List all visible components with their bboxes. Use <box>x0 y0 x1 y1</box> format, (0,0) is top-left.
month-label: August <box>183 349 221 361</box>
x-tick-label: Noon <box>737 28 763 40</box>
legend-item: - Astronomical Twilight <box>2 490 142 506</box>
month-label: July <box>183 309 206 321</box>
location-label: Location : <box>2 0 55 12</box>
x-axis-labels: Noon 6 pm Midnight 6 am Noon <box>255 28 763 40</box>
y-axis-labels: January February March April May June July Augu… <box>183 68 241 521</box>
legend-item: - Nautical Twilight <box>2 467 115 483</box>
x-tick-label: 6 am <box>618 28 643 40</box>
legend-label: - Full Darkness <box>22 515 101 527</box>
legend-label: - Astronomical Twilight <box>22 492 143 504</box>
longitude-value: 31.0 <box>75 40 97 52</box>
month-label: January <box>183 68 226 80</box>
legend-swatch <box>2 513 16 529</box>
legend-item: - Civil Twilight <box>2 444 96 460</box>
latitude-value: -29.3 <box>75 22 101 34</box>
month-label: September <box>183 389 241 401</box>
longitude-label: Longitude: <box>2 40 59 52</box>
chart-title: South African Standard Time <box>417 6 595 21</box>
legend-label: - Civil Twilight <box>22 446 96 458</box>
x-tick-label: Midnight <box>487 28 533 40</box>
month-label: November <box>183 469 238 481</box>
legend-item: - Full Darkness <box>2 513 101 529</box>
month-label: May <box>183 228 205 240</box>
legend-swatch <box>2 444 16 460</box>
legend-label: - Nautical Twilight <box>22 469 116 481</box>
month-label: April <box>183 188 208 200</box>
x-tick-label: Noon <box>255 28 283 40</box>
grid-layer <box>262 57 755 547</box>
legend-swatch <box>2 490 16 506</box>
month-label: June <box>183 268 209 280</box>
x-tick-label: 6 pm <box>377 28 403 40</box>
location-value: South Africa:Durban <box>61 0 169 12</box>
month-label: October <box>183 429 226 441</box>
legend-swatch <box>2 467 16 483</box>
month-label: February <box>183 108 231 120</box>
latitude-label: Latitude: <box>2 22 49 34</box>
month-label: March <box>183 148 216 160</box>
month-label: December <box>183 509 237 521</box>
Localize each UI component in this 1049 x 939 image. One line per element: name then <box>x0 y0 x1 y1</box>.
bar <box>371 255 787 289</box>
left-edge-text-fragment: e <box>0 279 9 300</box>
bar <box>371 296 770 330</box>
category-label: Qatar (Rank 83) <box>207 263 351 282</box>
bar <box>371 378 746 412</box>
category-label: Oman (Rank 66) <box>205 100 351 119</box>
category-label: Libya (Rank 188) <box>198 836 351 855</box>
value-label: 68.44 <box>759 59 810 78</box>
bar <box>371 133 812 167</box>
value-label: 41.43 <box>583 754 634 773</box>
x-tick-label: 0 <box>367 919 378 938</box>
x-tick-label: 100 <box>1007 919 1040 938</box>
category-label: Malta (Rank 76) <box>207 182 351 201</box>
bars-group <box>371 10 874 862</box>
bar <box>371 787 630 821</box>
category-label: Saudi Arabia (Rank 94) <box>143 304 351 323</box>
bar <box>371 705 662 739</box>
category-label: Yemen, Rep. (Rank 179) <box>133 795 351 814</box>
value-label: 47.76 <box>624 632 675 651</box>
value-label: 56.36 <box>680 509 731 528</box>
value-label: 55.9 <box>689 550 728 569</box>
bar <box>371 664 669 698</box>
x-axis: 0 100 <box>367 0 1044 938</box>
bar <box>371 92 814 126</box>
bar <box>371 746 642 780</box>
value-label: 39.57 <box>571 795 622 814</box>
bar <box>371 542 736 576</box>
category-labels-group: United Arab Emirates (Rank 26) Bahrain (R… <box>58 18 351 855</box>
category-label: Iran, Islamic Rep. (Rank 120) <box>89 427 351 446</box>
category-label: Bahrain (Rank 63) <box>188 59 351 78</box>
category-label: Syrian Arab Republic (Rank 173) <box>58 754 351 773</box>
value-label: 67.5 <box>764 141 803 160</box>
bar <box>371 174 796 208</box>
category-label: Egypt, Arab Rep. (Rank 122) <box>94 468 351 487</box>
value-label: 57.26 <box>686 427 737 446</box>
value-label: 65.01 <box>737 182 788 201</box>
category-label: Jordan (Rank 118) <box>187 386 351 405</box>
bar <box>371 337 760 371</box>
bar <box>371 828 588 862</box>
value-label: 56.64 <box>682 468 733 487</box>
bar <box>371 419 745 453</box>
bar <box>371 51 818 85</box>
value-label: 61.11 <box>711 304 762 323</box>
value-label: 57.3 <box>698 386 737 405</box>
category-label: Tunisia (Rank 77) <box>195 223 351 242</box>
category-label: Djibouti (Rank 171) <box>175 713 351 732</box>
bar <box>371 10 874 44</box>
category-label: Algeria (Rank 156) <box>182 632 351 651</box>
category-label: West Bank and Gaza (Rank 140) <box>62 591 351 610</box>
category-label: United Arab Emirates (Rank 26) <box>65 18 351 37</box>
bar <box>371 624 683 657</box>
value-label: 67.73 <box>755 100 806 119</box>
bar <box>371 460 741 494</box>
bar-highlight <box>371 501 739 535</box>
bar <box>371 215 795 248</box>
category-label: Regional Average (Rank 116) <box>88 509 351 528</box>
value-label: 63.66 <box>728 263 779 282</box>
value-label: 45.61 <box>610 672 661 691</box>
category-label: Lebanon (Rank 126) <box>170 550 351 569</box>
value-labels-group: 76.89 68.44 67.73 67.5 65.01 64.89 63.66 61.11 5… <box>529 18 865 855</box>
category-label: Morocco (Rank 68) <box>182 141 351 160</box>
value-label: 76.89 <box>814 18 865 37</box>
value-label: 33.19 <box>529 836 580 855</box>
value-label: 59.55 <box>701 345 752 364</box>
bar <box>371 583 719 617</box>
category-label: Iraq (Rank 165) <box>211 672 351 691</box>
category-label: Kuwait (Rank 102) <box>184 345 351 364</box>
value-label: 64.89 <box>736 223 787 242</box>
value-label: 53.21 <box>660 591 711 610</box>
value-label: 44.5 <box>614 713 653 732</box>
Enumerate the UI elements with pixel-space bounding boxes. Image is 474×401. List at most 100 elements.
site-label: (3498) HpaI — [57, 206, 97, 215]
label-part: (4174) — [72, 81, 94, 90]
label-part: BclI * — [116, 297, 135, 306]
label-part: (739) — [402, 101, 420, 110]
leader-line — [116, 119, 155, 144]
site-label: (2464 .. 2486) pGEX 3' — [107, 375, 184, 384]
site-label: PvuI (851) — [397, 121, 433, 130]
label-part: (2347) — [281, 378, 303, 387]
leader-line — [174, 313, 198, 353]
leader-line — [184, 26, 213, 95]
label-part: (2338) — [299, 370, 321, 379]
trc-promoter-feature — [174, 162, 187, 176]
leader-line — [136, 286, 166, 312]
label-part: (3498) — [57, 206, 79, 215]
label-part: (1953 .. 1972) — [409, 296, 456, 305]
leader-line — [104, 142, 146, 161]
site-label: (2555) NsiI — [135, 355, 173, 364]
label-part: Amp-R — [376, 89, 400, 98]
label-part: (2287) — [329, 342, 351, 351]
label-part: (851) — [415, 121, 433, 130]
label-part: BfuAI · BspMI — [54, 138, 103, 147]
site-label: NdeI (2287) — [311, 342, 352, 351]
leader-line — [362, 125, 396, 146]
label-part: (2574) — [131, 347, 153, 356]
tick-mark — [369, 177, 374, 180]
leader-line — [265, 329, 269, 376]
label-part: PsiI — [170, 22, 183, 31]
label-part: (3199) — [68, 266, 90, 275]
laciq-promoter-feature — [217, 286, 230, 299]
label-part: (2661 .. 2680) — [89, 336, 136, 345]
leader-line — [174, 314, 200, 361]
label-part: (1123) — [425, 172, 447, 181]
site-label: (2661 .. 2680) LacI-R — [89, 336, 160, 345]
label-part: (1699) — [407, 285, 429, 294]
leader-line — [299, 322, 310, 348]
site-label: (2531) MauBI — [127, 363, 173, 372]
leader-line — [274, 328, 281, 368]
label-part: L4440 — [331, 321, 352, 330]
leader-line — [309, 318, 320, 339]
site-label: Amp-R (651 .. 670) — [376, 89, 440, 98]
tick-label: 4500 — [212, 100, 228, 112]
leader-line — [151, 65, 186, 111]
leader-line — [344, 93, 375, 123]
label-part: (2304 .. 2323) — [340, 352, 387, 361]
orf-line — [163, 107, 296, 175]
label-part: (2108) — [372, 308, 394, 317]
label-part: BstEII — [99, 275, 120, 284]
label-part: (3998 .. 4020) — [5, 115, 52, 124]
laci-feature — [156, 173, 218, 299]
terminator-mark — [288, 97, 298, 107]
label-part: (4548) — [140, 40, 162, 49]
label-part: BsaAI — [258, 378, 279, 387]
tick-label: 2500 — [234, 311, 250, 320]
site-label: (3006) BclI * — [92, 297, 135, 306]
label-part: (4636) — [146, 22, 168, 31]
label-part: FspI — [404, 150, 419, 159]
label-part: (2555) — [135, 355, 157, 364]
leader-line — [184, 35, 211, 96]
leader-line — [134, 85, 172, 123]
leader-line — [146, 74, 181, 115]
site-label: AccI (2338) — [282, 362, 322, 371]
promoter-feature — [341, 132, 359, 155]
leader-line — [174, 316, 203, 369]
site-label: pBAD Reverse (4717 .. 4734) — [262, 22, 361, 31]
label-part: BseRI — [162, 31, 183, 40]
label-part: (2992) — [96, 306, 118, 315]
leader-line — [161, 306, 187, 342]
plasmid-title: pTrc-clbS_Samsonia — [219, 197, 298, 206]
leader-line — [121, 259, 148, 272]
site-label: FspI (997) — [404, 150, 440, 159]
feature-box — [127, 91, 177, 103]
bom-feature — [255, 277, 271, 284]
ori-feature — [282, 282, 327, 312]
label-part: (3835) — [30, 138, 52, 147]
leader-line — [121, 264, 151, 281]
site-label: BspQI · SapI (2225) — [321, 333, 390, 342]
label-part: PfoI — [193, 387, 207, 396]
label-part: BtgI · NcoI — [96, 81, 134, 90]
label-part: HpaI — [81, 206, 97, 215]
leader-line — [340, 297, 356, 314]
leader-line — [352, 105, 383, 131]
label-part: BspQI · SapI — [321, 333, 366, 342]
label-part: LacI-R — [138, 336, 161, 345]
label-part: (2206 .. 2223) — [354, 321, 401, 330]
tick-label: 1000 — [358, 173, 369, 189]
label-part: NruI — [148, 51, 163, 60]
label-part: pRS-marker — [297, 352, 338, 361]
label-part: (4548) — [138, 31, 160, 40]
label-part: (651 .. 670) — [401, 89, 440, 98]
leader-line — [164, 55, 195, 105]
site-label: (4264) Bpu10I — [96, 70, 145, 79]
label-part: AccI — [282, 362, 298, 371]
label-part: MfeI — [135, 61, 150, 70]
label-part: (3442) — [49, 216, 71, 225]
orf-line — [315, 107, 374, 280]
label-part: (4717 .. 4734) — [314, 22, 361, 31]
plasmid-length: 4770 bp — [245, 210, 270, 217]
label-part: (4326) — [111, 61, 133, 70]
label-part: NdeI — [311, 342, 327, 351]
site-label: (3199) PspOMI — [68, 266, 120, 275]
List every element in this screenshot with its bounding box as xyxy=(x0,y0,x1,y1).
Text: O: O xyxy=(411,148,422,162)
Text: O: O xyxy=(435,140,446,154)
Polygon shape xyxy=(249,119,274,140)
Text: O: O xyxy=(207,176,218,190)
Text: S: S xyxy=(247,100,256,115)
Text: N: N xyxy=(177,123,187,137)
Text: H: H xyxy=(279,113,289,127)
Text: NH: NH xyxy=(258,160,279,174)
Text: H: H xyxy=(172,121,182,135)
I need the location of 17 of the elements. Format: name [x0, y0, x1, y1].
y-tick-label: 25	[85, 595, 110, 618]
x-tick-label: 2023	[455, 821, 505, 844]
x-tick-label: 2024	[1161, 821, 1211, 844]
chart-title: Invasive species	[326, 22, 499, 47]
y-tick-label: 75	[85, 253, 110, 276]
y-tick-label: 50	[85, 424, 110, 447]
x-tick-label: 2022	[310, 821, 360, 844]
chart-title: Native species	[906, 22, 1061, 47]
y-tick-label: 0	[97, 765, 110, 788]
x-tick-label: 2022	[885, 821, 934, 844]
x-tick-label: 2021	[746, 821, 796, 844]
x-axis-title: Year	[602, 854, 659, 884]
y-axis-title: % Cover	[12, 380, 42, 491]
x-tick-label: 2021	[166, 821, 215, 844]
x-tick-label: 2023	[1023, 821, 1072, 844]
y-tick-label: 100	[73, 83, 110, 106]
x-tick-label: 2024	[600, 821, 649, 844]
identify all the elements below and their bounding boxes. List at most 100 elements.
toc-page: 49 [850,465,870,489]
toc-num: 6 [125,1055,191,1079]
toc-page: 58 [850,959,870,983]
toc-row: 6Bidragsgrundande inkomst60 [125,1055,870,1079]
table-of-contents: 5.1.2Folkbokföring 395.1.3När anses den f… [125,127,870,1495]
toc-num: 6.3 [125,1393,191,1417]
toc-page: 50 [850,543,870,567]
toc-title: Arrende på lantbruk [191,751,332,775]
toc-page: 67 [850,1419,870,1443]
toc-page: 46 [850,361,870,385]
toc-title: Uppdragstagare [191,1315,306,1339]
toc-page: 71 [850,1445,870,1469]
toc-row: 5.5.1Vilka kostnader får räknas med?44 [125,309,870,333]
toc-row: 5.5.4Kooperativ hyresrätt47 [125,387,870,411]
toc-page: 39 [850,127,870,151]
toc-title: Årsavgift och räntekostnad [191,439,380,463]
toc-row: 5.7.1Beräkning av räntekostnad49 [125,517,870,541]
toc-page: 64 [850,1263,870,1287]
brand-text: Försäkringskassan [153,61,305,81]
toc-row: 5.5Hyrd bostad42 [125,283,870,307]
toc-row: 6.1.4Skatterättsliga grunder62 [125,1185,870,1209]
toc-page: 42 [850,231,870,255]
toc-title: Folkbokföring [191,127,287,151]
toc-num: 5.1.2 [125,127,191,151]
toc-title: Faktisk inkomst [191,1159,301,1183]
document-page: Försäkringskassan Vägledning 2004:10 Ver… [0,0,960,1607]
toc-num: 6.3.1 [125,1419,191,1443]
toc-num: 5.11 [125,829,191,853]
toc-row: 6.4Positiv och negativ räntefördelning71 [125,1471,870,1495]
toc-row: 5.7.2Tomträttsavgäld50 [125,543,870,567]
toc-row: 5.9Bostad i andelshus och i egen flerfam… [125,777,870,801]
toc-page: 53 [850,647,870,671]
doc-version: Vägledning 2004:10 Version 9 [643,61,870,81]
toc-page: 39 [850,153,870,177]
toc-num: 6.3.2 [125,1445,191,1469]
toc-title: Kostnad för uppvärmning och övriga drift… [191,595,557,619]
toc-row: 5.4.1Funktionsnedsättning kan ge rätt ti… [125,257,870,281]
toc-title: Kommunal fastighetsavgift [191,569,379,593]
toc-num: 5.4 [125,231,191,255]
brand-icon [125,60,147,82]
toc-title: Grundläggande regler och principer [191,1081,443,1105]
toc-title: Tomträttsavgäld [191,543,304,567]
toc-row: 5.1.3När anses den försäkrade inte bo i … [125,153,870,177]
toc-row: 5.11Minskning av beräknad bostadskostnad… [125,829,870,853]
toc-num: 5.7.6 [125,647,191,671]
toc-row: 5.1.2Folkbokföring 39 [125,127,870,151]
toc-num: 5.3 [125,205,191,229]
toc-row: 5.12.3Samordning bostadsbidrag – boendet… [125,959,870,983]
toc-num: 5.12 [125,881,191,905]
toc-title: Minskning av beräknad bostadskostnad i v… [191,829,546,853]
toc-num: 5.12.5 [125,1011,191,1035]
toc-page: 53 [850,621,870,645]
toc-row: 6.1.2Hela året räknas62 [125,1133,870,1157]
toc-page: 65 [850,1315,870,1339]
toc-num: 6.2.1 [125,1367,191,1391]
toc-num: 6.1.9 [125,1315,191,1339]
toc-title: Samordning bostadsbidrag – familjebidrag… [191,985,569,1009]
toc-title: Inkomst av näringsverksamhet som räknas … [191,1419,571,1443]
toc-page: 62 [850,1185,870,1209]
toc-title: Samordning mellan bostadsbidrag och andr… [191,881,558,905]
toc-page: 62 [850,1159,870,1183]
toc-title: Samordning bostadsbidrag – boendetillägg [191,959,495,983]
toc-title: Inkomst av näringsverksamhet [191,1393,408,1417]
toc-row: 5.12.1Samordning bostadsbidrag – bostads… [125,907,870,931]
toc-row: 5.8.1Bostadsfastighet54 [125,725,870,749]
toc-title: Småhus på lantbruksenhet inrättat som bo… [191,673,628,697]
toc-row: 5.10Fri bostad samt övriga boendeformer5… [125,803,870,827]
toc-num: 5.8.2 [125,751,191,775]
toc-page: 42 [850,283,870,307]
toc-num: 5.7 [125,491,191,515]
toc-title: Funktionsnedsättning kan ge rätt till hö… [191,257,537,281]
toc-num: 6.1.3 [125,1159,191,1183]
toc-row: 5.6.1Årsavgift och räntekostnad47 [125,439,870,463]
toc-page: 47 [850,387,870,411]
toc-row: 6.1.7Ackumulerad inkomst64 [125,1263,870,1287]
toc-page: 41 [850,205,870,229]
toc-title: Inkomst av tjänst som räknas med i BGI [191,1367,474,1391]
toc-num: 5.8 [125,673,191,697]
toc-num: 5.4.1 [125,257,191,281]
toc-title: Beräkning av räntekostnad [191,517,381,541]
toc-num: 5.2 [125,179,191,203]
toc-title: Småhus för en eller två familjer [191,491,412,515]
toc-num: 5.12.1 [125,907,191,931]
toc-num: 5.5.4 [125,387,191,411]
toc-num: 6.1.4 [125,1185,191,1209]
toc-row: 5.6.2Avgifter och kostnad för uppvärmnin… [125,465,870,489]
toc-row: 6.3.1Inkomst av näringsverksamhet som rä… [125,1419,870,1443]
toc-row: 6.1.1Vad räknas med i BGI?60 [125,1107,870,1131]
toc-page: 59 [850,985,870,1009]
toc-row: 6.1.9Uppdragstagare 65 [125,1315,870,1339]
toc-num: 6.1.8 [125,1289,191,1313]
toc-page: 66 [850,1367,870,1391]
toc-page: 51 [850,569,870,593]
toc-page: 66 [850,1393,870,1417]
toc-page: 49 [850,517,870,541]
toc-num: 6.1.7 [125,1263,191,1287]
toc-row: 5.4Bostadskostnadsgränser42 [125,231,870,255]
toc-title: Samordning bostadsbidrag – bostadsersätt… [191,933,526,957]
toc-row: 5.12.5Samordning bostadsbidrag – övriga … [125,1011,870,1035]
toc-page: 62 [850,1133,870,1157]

····················

■ STATED GOAL
Reproduce the lines of the entries above without any change, from the first line of the entries up to and including the line with "month-label: November <box>183".

■ REPLY TO THE TASK
List all visible components with their bboxes. Use <box>x0 y0 x1 y1</box> format, (0,0) is top-left.
month-label: August <box>183 349 221 361</box>
x-tick-label: Noon <box>737 28 763 40</box>
legend-item: - Astronomical Twilight <box>2 490 142 506</box>
month-label: July <box>183 309 206 321</box>
location-label: Location : <box>2 0 55 12</box>
x-axis-labels: Noon 6 pm Midnight 6 am Noon <box>255 28 763 40</box>
y-axis-labels: January February March April May June July Augu… <box>183 68 241 521</box>
legend-item: - Nautical Twilight <box>2 467 115 483</box>
x-tick-label: 6 am <box>618 28 643 40</box>
legend-label: - Full Darkness <box>22 515 101 527</box>
legend-label: - Astronomical Twilight <box>22 492 143 504</box>
longitude-value: 31.0 <box>75 40 97 52</box>
month-label: January <box>183 68 226 80</box>
legend-swatch <box>2 513 16 529</box>
legend-item: - Civil Twilight <box>2 444 96 460</box>
latitude-value: -29.3 <box>75 22 101 34</box>
month-label: September <box>183 389 241 401</box>
longitude-label: Longitude: <box>2 40 59 52</box>
chart-title: South African Standard Time <box>417 6 595 21</box>
legend-label: - Civil Twilight <box>22 446 96 458</box>
x-tick-label: Midnight <box>487 28 533 40</box>
month-label: November <box>183 469 238 481</box>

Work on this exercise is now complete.